■ **Items**:
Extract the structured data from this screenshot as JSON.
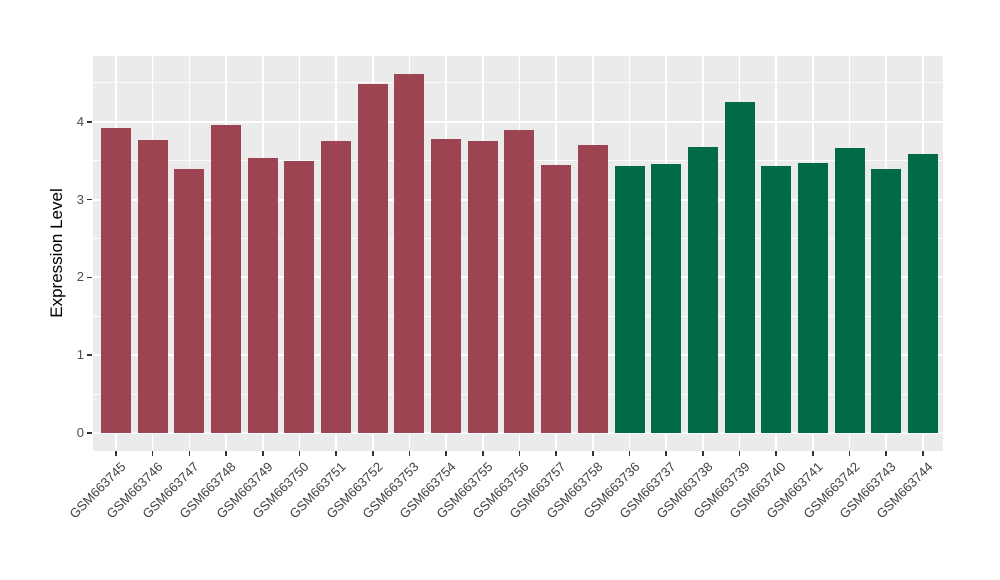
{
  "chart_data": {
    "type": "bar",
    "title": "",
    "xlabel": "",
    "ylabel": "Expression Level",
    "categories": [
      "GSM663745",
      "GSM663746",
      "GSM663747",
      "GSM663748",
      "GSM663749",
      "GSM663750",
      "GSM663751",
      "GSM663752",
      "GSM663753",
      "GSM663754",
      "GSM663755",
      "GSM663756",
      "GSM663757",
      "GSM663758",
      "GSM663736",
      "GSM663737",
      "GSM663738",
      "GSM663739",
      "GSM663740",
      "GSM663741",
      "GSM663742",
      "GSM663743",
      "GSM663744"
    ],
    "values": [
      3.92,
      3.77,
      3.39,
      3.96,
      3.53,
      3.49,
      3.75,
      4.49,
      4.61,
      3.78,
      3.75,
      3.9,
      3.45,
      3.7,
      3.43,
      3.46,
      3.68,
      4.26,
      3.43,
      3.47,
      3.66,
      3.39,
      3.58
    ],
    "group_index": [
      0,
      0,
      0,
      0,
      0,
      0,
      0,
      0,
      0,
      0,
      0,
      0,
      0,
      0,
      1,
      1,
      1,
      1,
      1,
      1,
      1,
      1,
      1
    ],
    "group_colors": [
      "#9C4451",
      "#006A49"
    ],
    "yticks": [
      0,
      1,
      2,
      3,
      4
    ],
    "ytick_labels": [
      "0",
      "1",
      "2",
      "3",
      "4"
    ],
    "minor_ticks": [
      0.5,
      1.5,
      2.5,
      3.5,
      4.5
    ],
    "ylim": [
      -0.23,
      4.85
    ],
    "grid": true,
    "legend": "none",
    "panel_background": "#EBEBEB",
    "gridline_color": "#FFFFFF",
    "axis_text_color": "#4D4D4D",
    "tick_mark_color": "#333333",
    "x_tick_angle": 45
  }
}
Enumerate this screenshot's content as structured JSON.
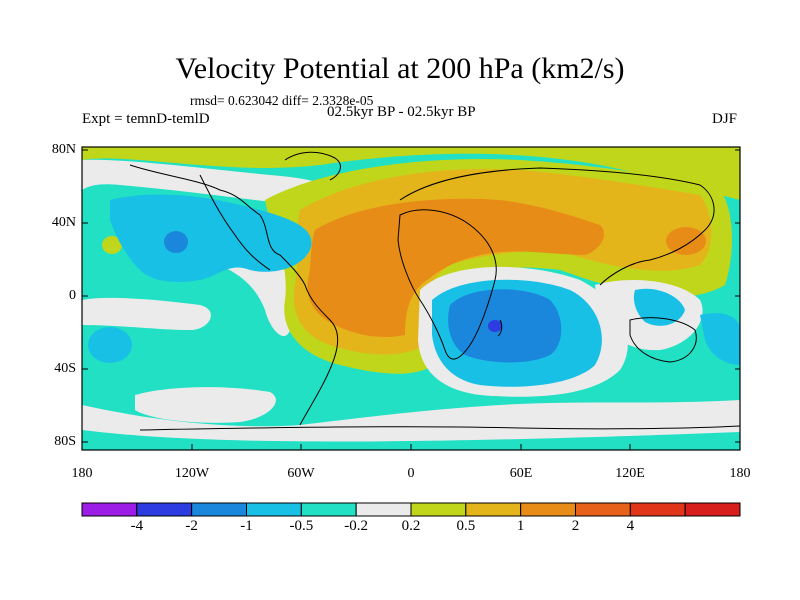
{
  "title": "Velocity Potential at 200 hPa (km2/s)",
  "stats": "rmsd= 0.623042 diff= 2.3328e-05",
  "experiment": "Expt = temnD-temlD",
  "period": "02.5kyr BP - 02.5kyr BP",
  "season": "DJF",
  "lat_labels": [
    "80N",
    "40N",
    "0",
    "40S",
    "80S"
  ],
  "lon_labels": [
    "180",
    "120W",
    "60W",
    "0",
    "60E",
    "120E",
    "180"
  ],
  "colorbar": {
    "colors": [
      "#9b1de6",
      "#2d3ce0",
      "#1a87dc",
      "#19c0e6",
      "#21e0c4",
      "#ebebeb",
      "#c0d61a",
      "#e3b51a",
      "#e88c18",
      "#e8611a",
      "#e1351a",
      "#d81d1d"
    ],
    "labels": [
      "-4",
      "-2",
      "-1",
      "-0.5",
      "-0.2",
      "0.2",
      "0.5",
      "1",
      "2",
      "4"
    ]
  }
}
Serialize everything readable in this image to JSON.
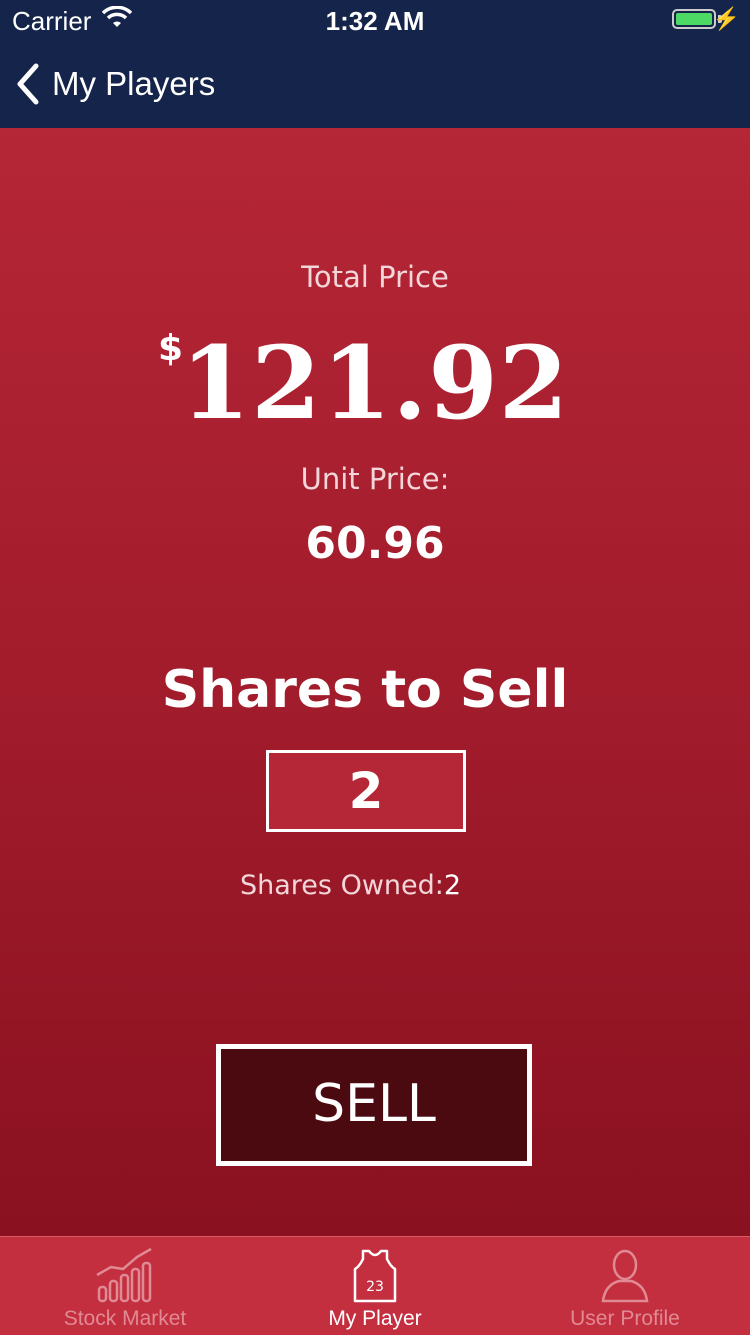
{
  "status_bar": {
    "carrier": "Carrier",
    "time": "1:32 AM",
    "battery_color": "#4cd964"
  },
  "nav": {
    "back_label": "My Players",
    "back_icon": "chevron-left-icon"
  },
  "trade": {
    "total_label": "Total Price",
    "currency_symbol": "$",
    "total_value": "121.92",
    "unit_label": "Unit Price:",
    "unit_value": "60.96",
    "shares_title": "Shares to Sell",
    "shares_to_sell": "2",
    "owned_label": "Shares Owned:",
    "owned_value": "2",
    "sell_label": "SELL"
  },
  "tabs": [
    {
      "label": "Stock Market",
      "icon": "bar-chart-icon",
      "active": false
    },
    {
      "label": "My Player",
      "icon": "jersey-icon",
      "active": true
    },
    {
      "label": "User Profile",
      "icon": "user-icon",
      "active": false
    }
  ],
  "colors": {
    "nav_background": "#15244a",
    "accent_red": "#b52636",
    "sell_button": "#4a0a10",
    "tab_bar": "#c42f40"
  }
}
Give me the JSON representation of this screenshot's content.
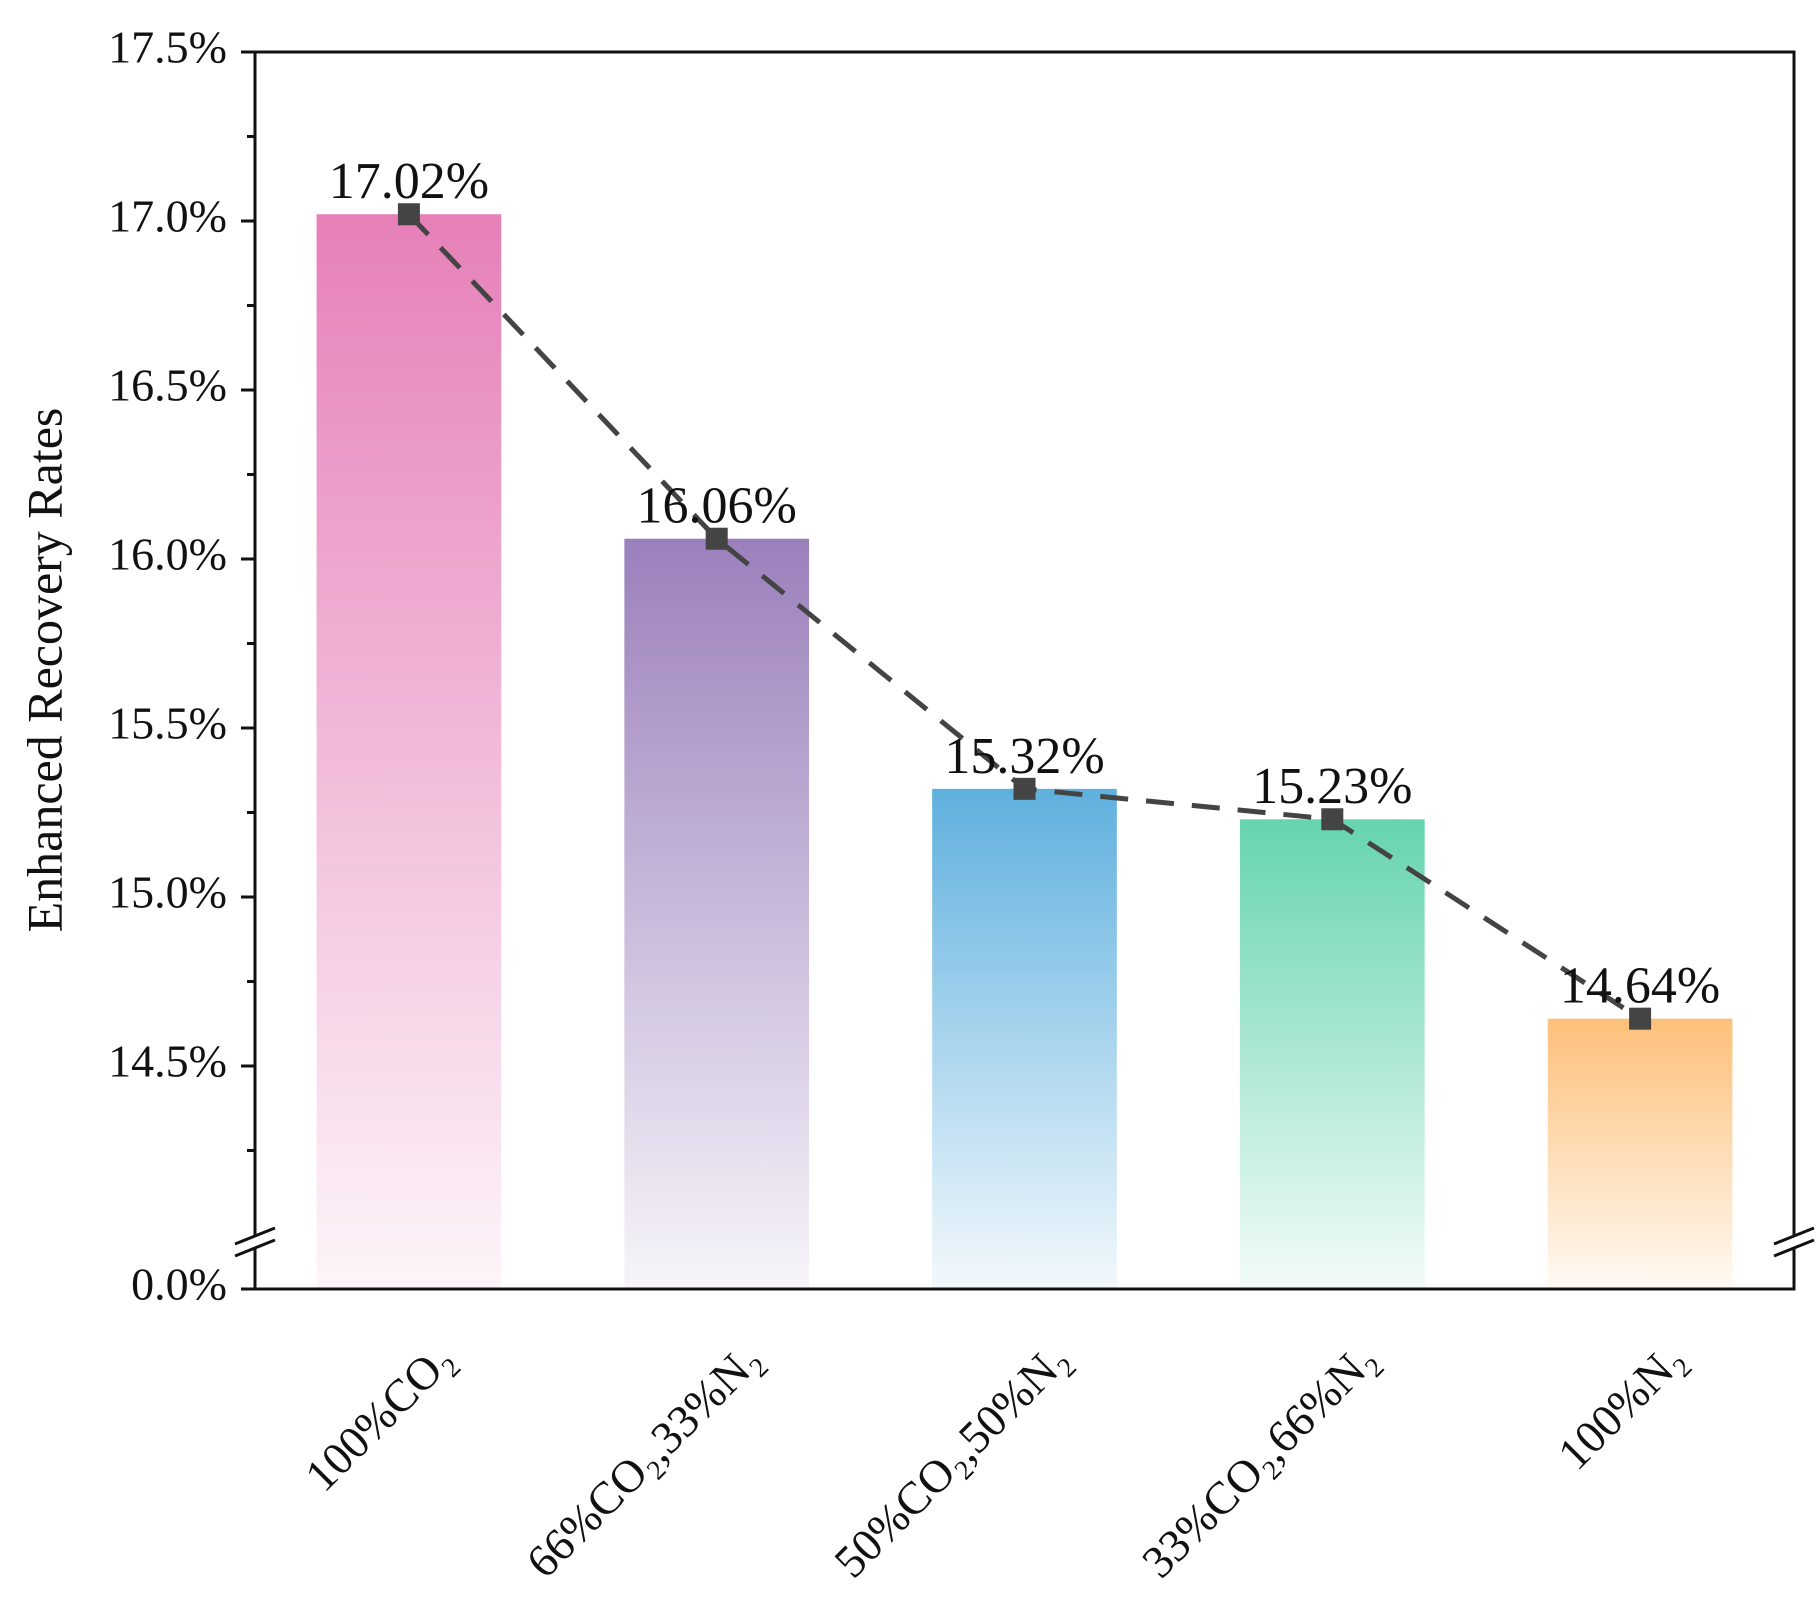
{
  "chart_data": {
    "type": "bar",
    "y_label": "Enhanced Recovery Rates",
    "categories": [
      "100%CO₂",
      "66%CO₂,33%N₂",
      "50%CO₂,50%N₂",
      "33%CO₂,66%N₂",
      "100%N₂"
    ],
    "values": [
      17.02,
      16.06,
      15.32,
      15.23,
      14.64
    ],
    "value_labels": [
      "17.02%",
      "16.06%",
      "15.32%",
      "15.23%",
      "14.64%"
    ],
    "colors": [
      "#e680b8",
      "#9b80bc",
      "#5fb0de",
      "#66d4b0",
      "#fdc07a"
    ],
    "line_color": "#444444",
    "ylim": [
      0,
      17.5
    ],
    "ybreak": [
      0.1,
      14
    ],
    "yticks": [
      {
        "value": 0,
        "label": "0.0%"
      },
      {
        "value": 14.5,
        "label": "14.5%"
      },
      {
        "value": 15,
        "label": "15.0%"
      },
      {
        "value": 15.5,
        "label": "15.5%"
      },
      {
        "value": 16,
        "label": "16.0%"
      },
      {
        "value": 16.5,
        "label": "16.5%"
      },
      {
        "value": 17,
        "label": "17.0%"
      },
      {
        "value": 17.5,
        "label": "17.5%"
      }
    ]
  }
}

■ **To do**:
The word "Price" appears in how many lines of the records? Give the number only.

■ **Answer to this problem**:
2